_WHAT TO PRODUCE:_
Repeat the records exactly. Every line must match.

#### EXERCISE INPUTS ####

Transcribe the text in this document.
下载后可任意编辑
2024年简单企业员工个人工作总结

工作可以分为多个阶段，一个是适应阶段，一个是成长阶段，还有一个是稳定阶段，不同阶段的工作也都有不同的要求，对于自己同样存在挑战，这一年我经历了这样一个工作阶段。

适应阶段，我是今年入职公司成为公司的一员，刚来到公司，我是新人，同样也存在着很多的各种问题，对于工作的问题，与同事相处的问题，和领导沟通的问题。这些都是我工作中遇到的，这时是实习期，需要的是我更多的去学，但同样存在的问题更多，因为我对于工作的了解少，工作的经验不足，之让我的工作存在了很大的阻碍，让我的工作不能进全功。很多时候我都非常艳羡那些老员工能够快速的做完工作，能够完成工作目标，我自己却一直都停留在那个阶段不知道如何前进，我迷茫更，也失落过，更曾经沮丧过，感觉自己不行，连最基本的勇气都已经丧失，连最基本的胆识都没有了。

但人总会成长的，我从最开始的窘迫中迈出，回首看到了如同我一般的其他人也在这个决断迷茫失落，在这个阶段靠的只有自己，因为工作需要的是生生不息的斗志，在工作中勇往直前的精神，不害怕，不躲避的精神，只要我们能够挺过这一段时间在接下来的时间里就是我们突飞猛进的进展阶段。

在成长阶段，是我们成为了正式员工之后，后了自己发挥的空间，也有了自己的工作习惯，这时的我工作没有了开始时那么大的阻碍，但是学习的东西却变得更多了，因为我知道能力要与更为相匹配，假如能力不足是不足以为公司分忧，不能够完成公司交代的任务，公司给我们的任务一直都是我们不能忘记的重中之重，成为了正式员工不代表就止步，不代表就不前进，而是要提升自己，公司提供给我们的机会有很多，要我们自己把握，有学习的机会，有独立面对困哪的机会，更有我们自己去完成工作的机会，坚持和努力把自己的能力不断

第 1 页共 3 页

####

_RESPONSE TO THIS TASK:_
Transcribe the text in this document.
下载后可任意编辑
2024年简单企业员工个人工作总结

工作可以分为多个阶段，一个是适应阶段，一个是成长阶段，还有一个是稳定阶段，不同阶段的工作也都有不同的要求，对于自己同样存在挑战，这一年我经历了这样一个工作阶段。

适应阶段，我是今年入职公司成为公司的一员，刚来到公司，我是新人，同样也存在着很多的各种问题，对于工作的问题，与同事相处的问题，和领导沟通的问题。这些都是我工作中遇到的，这时是实习期，需要的是我更多的去学，但同样存在的问题更多，因为我对于工作的了解少，工作的经验不足，之让我的工作存在了很大的阻碍，让我的工作不能进全功。很多时候我都非常艳羡那些老员工能够快速的做完工作，能够完成工作目标，我自己却一直都停留在那个阶段不知道如何前进，我迷茫更，也失落过，更曾经沮丧过，感觉自己不行，连最基本的勇气都已经丧失，连最基本的胆识都没有了。

但人总会成长的，我从最开始的窘迫中迈出，回首看到了如同我一般的其他人也在这个决断迷茫失落，在这个阶段靠的只有自己，因为工作需要的是生生不息的斗志，在工作中勇往直前的精神，不害怕，不躲避的精神，只要我们能够挺过这一段时间在接下来的时间里就是我们突飞猛进的进展阶段。

在成长阶段，是我们成为了正式员工之后，后了自己发挥的空间，也有了自己的工作习惯，这时的我工作没有了开始时那么大的阻碍，但是学习的东西却变得更多了，因为我知道能力要与更为相匹配，假如能力不足是不足以为公司分忧，不能够完成公司交代的任务，公司给我们的任务一直都是我们不能忘记的重中之重，成为了正式员工不代表就止步，不代表就不前进，而是要提升自己，公司提供给我们的机会有很多，要我们自己把握，有学习的机会，有独立面对困哪的机会，更有我们自己去完成工作的机会，坚持和努力把自己的能力不断

第 1 页共 3 页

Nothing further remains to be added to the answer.